Data for this task:
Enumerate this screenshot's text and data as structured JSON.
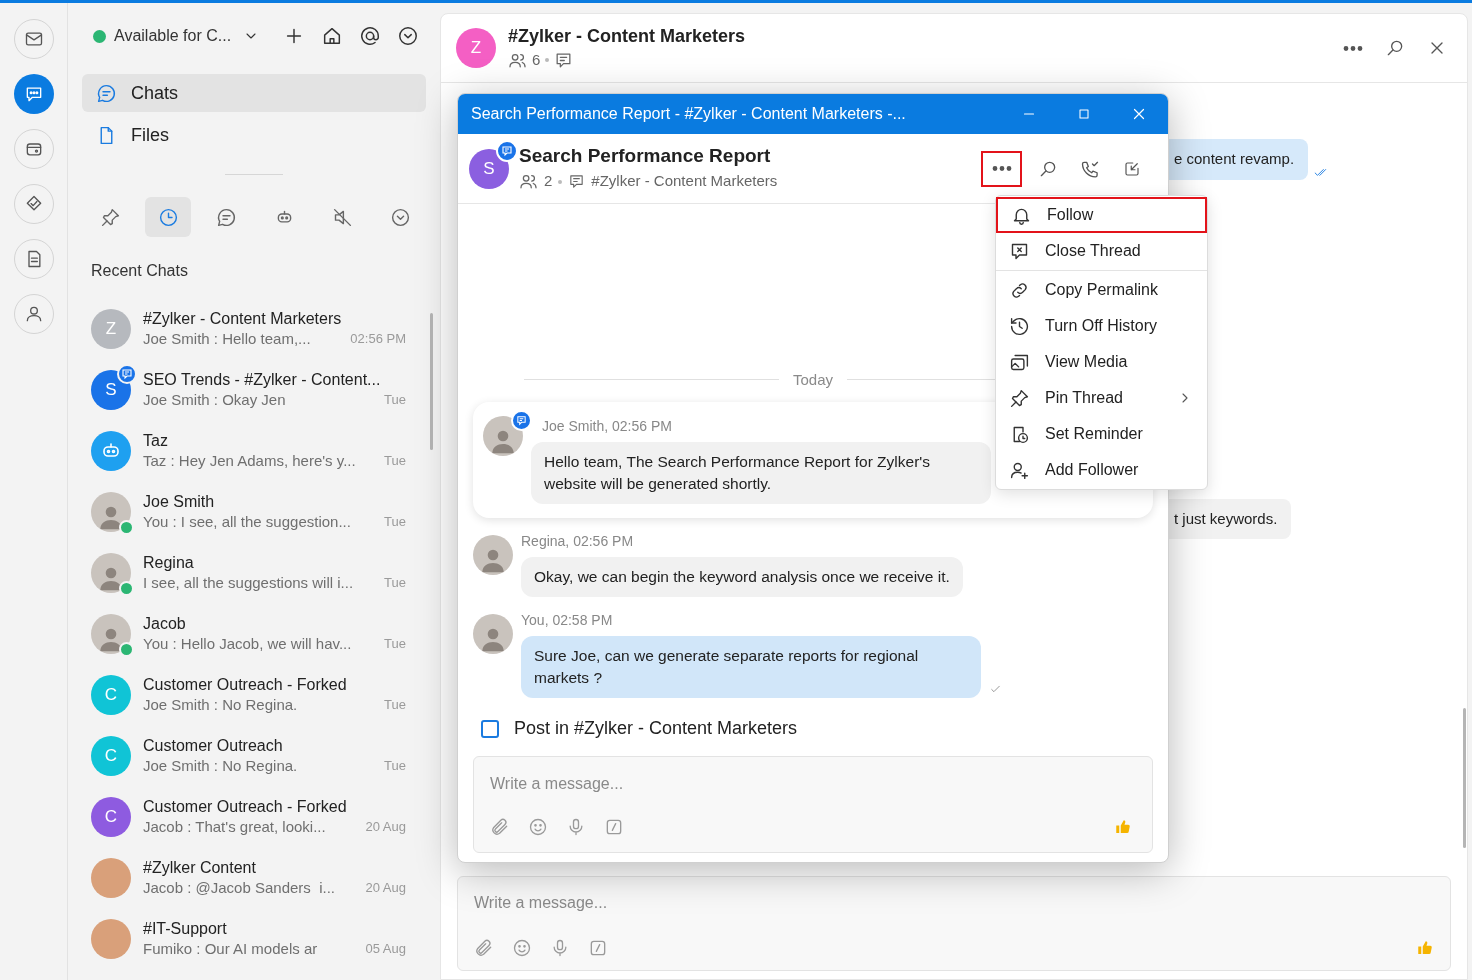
{
  "rail": [
    {
      "kind": "mail",
      "selected": false
    },
    {
      "kind": "chat",
      "selected": true
    },
    {
      "kind": "wallet",
      "selected": false
    },
    {
      "kind": "tasks",
      "selected": false
    },
    {
      "kind": "note",
      "selected": false
    },
    {
      "kind": "person",
      "selected": false
    }
  ],
  "status": {
    "label": "Available for C...",
    "color": "#2bb673"
  },
  "nav": [
    {
      "label": "Chats",
      "kind": "chat",
      "selected": true
    },
    {
      "label": "Files",
      "kind": "file",
      "selected": false
    }
  ],
  "filters": [
    {
      "kind": "pin",
      "selected": false
    },
    {
      "kind": "clock",
      "selected": true
    },
    {
      "kind": "chat",
      "selected": false
    },
    {
      "kind": "bot",
      "selected": false
    },
    {
      "kind": "mute",
      "selected": false
    },
    {
      "kind": "more",
      "selected": false
    }
  ],
  "section_title": "Recent Chats",
  "chats": [
    {
      "name": "#Zylker - Content Marketers",
      "preview": "Joe Smith : Hello team,...",
      "time": "02:56 PM",
      "avatar": {
        "kind": "letter",
        "letter": "Z",
        "color": "#b6b9be"
      },
      "online": false,
      "thread_badge": false
    },
    {
      "name": "SEO Trends - #Zylker - Content...",
      "preview": "Joe Smith : Okay Jen",
      "time": "Tue",
      "avatar": {
        "kind": "letter",
        "letter": "S",
        "color": "#1a73e8"
      },
      "online": false,
      "thread_badge": true
    },
    {
      "name": "Taz",
      "preview": "Taz : Hey Jen Adams, here's y...",
      "time": "Tue",
      "avatar": {
        "kind": "bot"
      },
      "online": false,
      "thread_badge": false
    },
    {
      "name": "Joe Smith",
      "preview": "You : I see, all the suggestion...",
      "time": "Tue",
      "avatar": {
        "kind": "photo"
      },
      "online": true,
      "thread_badge": false
    },
    {
      "name": "Regina",
      "preview": "I see, all the suggestions will i...",
      "time": "Tue",
      "avatar": {
        "kind": "photo"
      },
      "online": true,
      "thread_badge": false
    },
    {
      "name": "Jacob",
      "preview": "You : Hello Jacob, we will hav...",
      "time": "Tue",
      "avatar": {
        "kind": "photo"
      },
      "online": true,
      "thread_badge": false
    },
    {
      "name": "Customer Outreach - Forked",
      "preview": "Joe Smith : No Regina.",
      "time": "Tue",
      "avatar": {
        "kind": "letter",
        "letter": "C",
        "color": "#10c4d6"
      },
      "online": false,
      "thread_badge": false
    },
    {
      "name": "Customer Outreach",
      "preview": "Joe Smith : No Regina.",
      "time": "Tue",
      "avatar": {
        "kind": "letter",
        "letter": "C",
        "color": "#10c4d6"
      },
      "online": false,
      "thread_badge": false
    },
    {
      "name": "Customer Outreach - Forked",
      "preview": "Jacob : That's great, looki...",
      "time": "20 Aug",
      "avatar": {
        "kind": "letter",
        "letter": "C",
        "color": "#8e5be0"
      },
      "online": false,
      "thread_badge": false
    },
    {
      "name": "#Zylker Content",
      "preview": "Jacob : @Jacob Sanders  i...",
      "time": "20 Aug",
      "avatar": {
        "kind": "image"
      },
      "online": false,
      "thread_badge": false
    },
    {
      "name": "#IT-Support",
      "preview": "Fumiko : Our AI models ar",
      "time": "05 Aug",
      "avatar": {
        "kind": "image"
      },
      "online": false,
      "thread_badge": false
    }
  ],
  "conversation": {
    "title": "#Zylker - Content Marketers",
    "avatar": {
      "letter": "Z",
      "color": "#f45fc4"
    },
    "members": "6",
    "messages": [
      {
        "text": "e content revamp.",
        "mine": true,
        "read": true
      },
      {
        "text": "t just keywords.",
        "mine": false
      }
    ],
    "composer": {
      "placeholder": "Write a message..."
    }
  },
  "thread_window": {
    "title_bar": "Search Performance Report - #Zylker - Content Marketers -...",
    "title": "Search Performance Report",
    "avatar": {
      "letter": "S",
      "color": "#8b5fe0"
    },
    "members": "2",
    "parent": "#Zylker - Content Marketers",
    "more_highlighted": true,
    "date_divider": "Today",
    "messages": [
      {
        "kind": "parent",
        "author_time": "Joe Smith, 02:56 PM",
        "text": "Hello team, The Search Performance Report for Zylker's website will be generated shortly.",
        "mine": false
      },
      {
        "kind": "reply",
        "author_time": "Regina, 02:56 PM",
        "text": "Okay, we can begin the keyword analysis once we receive it.",
        "mine": false
      },
      {
        "kind": "reply",
        "author_time": "You, 02:58 PM",
        "text": "Sure Joe, can we generate separate reports for regional markets ?",
        "mine": true,
        "read": false
      }
    ],
    "post_in_channel": {
      "label": "Post in #Zylker - Content Marketers",
      "checked": false
    },
    "composer": {
      "placeholder": "Write a message..."
    }
  },
  "menu": [
    {
      "label": "Follow",
      "kind": "bell",
      "highlighted": true,
      "divider_after": false,
      "submenu": false
    },
    {
      "label": "Close Thread",
      "kind": "close-thread",
      "highlighted": false,
      "divider_after": true,
      "submenu": false
    },
    {
      "label": "Copy Permalink",
      "kind": "link",
      "highlighted": false,
      "divider_after": false,
      "submenu": false
    },
    {
      "label": "Turn Off History",
      "kind": "history",
      "highlighted": false,
      "divider_after": false,
      "submenu": false
    },
    {
      "label": "View Media",
      "kind": "media",
      "highlighted": false,
      "divider_after": false,
      "submenu": false
    },
    {
      "label": "Pin Thread",
      "kind": "pin",
      "highlighted": false,
      "divider_after": false,
      "submenu": true
    },
    {
      "label": "Set Reminder",
      "kind": "reminder",
      "highlighted": false,
      "divider_after": false,
      "submenu": false
    },
    {
      "label": "Add Follower",
      "kind": "add-user",
      "highlighted": false,
      "divider_after": false,
      "submenu": false
    }
  ]
}
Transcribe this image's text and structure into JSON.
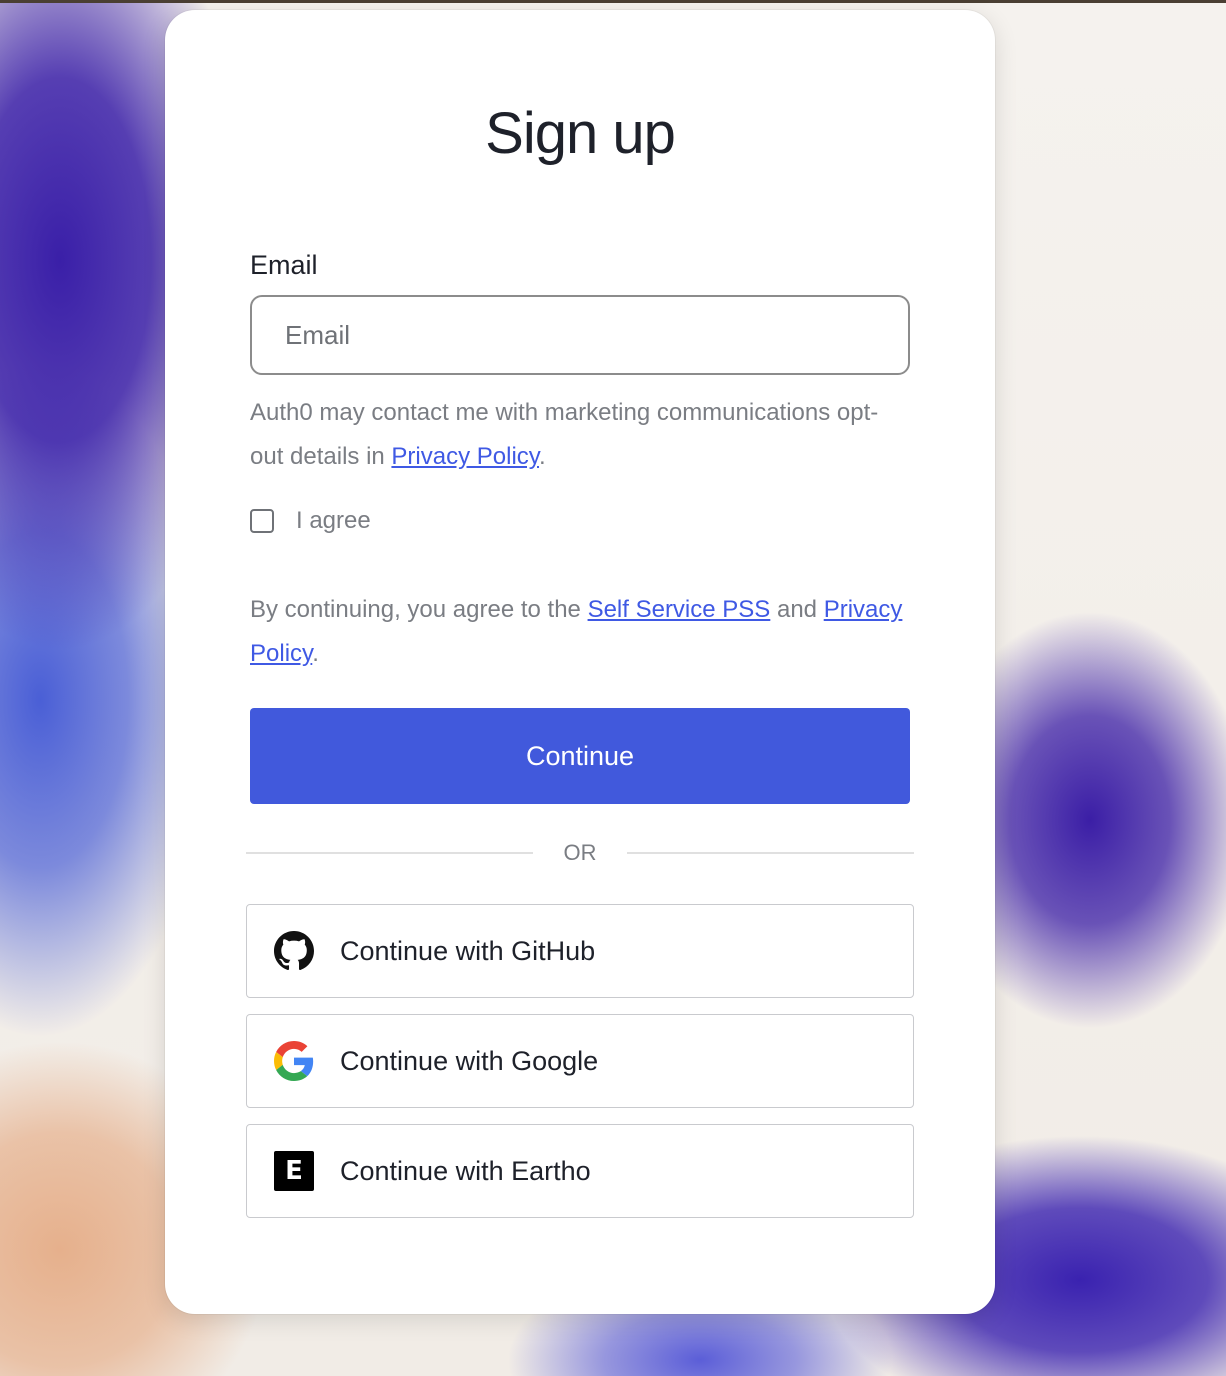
{
  "page": {
    "title": "Sign up"
  },
  "form": {
    "email_label": "Email",
    "email_placeholder": "Email",
    "email_value": "",
    "marketing_text": "Auth0 may contact me with marketing communications opt-out details in ",
    "marketing_link": "Privacy Policy",
    "marketing_end": ".",
    "agree_label": "I agree",
    "agree_checked": false,
    "terms_text_1": "By continuing, you agree to the ",
    "terms_link_1": "Self Service PSS",
    "terms_text_2": " and ",
    "terms_link_2": "Privacy Policy",
    "terms_end": ".",
    "continue_label": "Continue"
  },
  "divider": {
    "label": "OR"
  },
  "social": [
    {
      "label": "Continue with GitHub",
      "icon": "github-icon"
    },
    {
      "label": "Continue with Google",
      "icon": "google-icon"
    },
    {
      "label": "Continue with Eartho",
      "icon": "eartho-icon",
      "icon_letter": "E"
    }
  ],
  "colors": {
    "primary": "#4159dc",
    "link": "#3f59e4",
    "text": "#1e212a",
    "muted": "#7a7d83"
  }
}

Aim of the exercise:
Print each record exactly as it stands, leaving the images out.

Answer to the exercise:
Enumerate this screenshot's text and data as structured JSON.
{
  "rail": [
    {
      "kind": "mail",
      "selected": false
    },
    {
      "kind": "chat",
      "selected": true
    },
    {
      "kind": "wallet",
      "selected": false
    },
    {
      "kind": "tasks",
      "selected": false
    },
    {
      "kind": "note",
      "selected": false
    },
    {
      "kind": "person",
      "selected": false
    }
  ],
  "status": {
    "label": "Available for C...",
    "color": "#2bb673"
  },
  "nav": [
    {
      "label": "Chats",
      "kind": "chat",
      "selected": true
    },
    {
      "label": "Files",
      "kind": "file",
      "selected": false
    }
  ],
  "filters": [
    {
      "kind": "pin",
      "selected": false
    },
    {
      "kind": "clock",
      "selected": true
    },
    {
      "kind": "chat",
      "selected": false
    },
    {
      "kind": "bot",
      "selected": false
    },
    {
      "kind": "mute",
      "selected": false
    },
    {
      "kind": "more",
      "selected": false
    }
  ],
  "section_title": "Recent Chats",
  "chats": [
    {
      "name": "#Zylker - Content Marketers",
      "preview": "Joe Smith : Hello team,...",
      "time": "02:56 PM",
      "avatar": {
        "kind": "letter",
        "letter": "Z",
        "color": "#b6b9be"
      },
      "online": false,
      "thread_badge": false
    },
    {
      "name": "SEO Trends - #Zylker - Content...",
      "preview": "Joe Smith : Okay Jen",
      "time": "Tue",
      "avatar": {
        "kind": "letter",
        "letter": "S",
        "color": "#1a73e8"
      },
      "online": false,
      "thread_badge": true
    },
    {
      "name": "Taz",
      "preview": "Taz : Hey Jen Adams, here's y...",
      "time": "Tue",
      "avatar": {
        "kind": "bot"
      },
      "online": false,
      "thread_badge": false
    },
    {
      "name": "Joe Smith",
      "preview": "You : I see, all the suggestion...",
      "time": "Tue",
      "avatar": {
        "kind": "photo"
      },
      "online": true,
      "thread_badge": false
    },
    {
      "name": "Regina",
      "preview": "I see, all the suggestions will i...",
      "time": "Tue",
      "avatar": {
        "kind": "photo"
      },
      "online": true,
      "thread_badge": false
    },
    {
      "name": "Jacob",
      "preview": "You : Hello Jacob, we will hav...",
      "time": "Tue",
      "avatar": {
        "kind": "photo"
      },
      "online": true,
      "thread_badge": false
    },
    {
      "name": "Customer Outreach - Forked",
      "preview": "Joe Smith : No Regina.",
      "time": "Tue",
      "avatar": {
        "kind": "letter",
        "letter": "C",
        "color": "#10c4d6"
      },
      "online": false,
      "thread_badge": false
    },
    {
      "name": "Customer Outreach",
      "preview": "Joe Smith : No Regina.",
      "time": "Tue",
      "avatar": {
        "kind": "letter",
        "letter": "C",
        "color": "#10c4d6"
      },
      "online": false,
      "thread_badge": false
    },
    {
      "name": "Customer Outreach - Forked",
      "preview": "Jacob : That's great, looki...",
      "time": "20 Aug",
      "avatar": {
        "kind": "letter",
        "letter": "C",
        "color": "#8e5be0"
      },
      "online": false,
      "thread_badge": false
    },
    {
      "name": "#Zylker Content",
      "preview": "Jacob : @Jacob Sanders  i...",
      "time": "20 Aug",
      "avatar": {
        "kind": "image"
      },
      "online": false,
      "thread_badge": false
    },
    {
      "name": "#IT-Support",
      "preview": "Fumiko : Our AI models ar",
      "time": "05 Aug",
      "avatar": {
        "kind": "image"
      },
      "online": false,
      "thread_badge": false
    }
  ],
  "conversation": {
    "title": "#Zylker - Content Marketers",
    "avatar": {
      "letter": "Z",
      "color": "#f45fc4"
    },
    "members": "6",
    "messages": [
      {
        "text": "e content revamp.",
        "mine": true,
        "read": true
      },
      {
        "text": "t just keywords.",
        "mine": false
      }
    ],
    "composer": {
      "placeholder": "Write a message..."
    }
  },
  "thread_window": {
    "title_bar": "Search Performance Report - #Zylker - Content Marketers -...",
    "title": "Search Performance Report",
    "avatar": {
      "letter": "S",
      "color": "#8b5fe0"
    },
    "members": "2",
    "parent": "#Zylker - Content Marketers",
    "more_highlighted": true,
    "date_divider": "Today",
    "messages": [
      {
        "kind": "parent",
        "author_time": "Joe Smith, 02:56 PM",
        "text": "Hello team, The Search Performance Report for Zylker's website will be generated shortly.",
        "mine": false
      },
      {
        "kind": "reply",
        "author_time": "Regina, 02:56 PM",
        "text": "Okay, we can begin the keyword analysis once we receive it.",
        "mine": false
      },
      {
        "kind": "reply",
        "author_time": "You, 02:58 PM",
        "text": "Sure Joe, can we generate separate reports for regional markets ?",
        "mine": true,
        "read": false
      }
    ],
    "post_in_channel": {
      "label": "Post in #Zylker - Content Marketers",
      "checked": false
    },
    "composer": {
      "placeholder": "Write a message..."
    }
  },
  "menu": [
    {
      "label": "Follow",
      "kind": "bell",
      "highlighted": true,
      "divider_after": false,
      "submenu": false
    },
    {
      "label": "Close Thread",
      "kind": "close-thread",
      "highlighted": false,
      "divider_after": true,
      "submenu": false
    },
    {
      "label": "Copy Permalink",
      "kind": "link",
      "highlighted": false,
      "divider_after": false,
      "submenu": false
    },
    {
      "label": "Turn Off History",
      "kind": "history",
      "highlighted": false,
      "divider_after": false,
      "submenu": false
    },
    {
      "label": "View Media",
      "kind": "media",
      "highlighted": false,
      "divider_after": false,
      "submenu": false
    },
    {
      "label": "Pin Thread",
      "kind": "pin",
      "highlighted": false,
      "divider_after": false,
      "submenu": true
    },
    {
      "label": "Set Reminder",
      "kind": "reminder",
      "highlighted": false,
      "divider_after": false,
      "submenu": false
    },
    {
      "label": "Add Follower",
      "kind": "add-user",
      "highlighted": false,
      "divider_after": false,
      "submenu": false
    }
  ]
}
Transcribe this image's text and structure into JSON.
{
  "page": {
    "title": "Sign up"
  },
  "form": {
    "email_label": "Email",
    "email_placeholder": "Email",
    "email_value": "",
    "marketing_text": "Auth0 may contact me with marketing communications opt-out details in ",
    "marketing_link": "Privacy Policy",
    "marketing_end": ".",
    "agree_label": "I agree",
    "agree_checked": false,
    "terms_text_1": "By continuing, you agree to the ",
    "terms_link_1": "Self Service PSS",
    "terms_text_2": " and ",
    "terms_link_2": "Privacy Policy",
    "terms_end": ".",
    "continue_label": "Continue"
  },
  "divider": {
    "label": "OR"
  },
  "social": [
    {
      "label": "Continue with GitHub",
      "icon": "github-icon"
    },
    {
      "label": "Continue with Google",
      "icon": "google-icon"
    },
    {
      "label": "Continue with Eartho",
      "icon": "eartho-icon",
      "icon_letter": "E"
    }
  ],
  "colors": {
    "primary": "#4159dc",
    "link": "#3f59e4",
    "text": "#1e212a",
    "muted": "#7a7d83"
  }
}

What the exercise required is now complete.